Exactly how many lines have the word "content"? Answer with the bare number.

BEGIN Data excerpts

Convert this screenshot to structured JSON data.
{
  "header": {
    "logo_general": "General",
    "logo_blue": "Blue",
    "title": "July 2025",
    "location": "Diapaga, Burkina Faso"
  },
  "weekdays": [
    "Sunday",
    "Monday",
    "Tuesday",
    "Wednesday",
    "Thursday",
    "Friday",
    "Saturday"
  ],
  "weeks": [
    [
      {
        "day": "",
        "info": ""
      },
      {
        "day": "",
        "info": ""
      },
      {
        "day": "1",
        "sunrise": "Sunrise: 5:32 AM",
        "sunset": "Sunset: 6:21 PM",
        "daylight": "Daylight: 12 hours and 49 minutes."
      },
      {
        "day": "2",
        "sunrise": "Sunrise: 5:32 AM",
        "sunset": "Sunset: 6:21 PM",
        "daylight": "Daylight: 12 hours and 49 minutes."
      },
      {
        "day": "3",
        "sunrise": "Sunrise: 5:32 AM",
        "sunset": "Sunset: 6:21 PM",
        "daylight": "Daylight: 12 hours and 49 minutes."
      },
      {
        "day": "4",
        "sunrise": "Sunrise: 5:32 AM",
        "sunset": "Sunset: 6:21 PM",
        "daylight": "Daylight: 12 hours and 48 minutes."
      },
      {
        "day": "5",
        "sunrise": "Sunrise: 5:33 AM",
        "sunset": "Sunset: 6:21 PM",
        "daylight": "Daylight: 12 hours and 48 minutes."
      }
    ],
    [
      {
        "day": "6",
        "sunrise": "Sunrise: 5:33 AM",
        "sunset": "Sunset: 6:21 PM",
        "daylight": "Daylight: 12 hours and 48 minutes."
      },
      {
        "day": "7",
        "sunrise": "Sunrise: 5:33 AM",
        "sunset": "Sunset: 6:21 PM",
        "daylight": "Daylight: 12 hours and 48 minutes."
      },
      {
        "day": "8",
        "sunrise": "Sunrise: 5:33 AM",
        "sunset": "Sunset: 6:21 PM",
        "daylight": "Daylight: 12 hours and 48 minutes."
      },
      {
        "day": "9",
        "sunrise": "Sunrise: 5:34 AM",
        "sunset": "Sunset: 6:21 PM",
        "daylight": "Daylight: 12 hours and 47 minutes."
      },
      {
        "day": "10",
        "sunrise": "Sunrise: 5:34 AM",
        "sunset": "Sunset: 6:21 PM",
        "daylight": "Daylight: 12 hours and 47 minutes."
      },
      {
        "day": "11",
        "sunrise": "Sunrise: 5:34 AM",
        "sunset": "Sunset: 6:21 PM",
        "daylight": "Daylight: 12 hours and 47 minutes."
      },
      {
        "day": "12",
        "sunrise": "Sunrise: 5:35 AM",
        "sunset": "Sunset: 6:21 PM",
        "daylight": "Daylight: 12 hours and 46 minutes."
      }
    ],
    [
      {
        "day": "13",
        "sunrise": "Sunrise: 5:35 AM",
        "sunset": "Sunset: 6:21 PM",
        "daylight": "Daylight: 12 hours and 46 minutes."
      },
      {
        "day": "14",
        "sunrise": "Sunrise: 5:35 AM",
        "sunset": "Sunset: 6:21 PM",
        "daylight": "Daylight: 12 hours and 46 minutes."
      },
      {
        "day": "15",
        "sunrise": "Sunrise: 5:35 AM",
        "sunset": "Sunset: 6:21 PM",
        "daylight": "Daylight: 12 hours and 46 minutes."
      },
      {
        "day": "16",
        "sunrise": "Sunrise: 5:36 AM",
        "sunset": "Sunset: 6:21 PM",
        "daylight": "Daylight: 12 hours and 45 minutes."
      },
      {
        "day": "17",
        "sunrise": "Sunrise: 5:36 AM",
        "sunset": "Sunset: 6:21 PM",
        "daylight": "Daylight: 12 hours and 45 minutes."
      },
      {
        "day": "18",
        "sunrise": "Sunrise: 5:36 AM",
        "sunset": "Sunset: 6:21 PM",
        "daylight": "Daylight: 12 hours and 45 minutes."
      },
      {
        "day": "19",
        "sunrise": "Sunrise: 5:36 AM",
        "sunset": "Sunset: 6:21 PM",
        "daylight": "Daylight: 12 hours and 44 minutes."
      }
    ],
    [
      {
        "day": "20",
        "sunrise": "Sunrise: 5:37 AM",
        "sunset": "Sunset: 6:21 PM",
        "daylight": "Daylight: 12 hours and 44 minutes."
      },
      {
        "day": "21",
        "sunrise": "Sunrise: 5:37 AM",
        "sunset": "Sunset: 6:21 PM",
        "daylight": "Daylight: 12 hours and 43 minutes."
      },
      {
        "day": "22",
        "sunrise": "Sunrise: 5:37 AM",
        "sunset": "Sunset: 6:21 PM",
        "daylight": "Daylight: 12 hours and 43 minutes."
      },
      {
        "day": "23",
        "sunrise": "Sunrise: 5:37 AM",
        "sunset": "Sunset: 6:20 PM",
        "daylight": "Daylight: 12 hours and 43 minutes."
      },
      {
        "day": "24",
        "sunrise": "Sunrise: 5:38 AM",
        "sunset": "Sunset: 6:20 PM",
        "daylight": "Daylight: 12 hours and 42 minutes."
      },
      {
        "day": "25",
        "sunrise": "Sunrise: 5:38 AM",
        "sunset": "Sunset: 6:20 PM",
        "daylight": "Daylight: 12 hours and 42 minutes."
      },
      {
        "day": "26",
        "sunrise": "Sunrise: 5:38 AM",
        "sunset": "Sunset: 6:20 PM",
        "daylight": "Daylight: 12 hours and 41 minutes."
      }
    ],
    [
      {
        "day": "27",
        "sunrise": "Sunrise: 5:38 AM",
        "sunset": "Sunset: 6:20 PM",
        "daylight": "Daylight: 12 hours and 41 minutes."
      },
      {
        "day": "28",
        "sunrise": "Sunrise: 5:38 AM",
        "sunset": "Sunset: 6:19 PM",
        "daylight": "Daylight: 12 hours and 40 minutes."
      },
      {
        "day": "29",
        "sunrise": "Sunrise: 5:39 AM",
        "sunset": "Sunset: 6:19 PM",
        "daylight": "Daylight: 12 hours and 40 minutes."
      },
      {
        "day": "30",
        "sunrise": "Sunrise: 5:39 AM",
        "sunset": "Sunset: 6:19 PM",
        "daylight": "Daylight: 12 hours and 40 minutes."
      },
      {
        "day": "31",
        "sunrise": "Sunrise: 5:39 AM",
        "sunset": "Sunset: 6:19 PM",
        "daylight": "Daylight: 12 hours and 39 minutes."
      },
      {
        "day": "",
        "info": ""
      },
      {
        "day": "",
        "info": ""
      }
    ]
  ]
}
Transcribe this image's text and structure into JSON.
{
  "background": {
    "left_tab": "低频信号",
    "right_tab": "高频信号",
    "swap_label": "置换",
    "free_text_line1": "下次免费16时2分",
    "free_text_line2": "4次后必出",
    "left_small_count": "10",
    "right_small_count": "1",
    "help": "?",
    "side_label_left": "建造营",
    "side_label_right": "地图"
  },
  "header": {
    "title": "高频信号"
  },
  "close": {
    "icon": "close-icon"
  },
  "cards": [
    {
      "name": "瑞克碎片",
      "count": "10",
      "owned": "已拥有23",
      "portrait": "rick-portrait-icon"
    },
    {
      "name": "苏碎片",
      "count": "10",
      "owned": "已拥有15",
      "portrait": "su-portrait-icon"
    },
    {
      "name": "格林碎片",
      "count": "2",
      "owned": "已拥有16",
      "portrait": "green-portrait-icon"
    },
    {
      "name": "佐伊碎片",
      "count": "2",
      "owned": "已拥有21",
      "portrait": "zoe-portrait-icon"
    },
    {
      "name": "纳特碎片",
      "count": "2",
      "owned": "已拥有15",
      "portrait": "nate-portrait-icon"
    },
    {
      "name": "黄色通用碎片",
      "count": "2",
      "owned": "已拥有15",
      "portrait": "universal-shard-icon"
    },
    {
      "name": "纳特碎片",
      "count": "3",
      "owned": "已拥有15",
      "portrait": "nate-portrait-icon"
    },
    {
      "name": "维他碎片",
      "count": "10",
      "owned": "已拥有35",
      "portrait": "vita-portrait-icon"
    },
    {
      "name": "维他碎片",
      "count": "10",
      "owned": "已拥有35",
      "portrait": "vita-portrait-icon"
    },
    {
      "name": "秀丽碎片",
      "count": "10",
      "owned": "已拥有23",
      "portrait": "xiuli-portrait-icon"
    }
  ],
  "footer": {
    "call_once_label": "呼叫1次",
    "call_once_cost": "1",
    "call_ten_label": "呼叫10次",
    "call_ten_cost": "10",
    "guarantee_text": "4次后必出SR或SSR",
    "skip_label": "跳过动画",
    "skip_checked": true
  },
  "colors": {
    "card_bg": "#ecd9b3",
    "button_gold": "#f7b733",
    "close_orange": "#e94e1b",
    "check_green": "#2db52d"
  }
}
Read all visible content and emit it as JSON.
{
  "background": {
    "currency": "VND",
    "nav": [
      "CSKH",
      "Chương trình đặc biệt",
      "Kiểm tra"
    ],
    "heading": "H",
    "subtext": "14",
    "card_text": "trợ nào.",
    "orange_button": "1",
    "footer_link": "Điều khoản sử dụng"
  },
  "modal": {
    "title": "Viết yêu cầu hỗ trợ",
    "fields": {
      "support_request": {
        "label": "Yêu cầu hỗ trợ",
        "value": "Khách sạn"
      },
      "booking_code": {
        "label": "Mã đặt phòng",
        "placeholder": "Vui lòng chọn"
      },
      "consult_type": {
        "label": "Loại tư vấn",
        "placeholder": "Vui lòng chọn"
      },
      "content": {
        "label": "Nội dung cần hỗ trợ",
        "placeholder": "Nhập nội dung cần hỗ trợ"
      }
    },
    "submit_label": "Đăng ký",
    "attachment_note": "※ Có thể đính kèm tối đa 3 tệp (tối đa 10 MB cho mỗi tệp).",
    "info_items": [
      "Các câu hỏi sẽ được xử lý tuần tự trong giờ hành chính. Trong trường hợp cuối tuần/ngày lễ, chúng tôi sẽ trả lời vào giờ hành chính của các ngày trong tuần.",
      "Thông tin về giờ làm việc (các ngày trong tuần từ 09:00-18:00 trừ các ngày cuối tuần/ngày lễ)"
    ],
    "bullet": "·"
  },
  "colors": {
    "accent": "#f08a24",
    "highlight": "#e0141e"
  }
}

END Data excerpts

### Written solution
2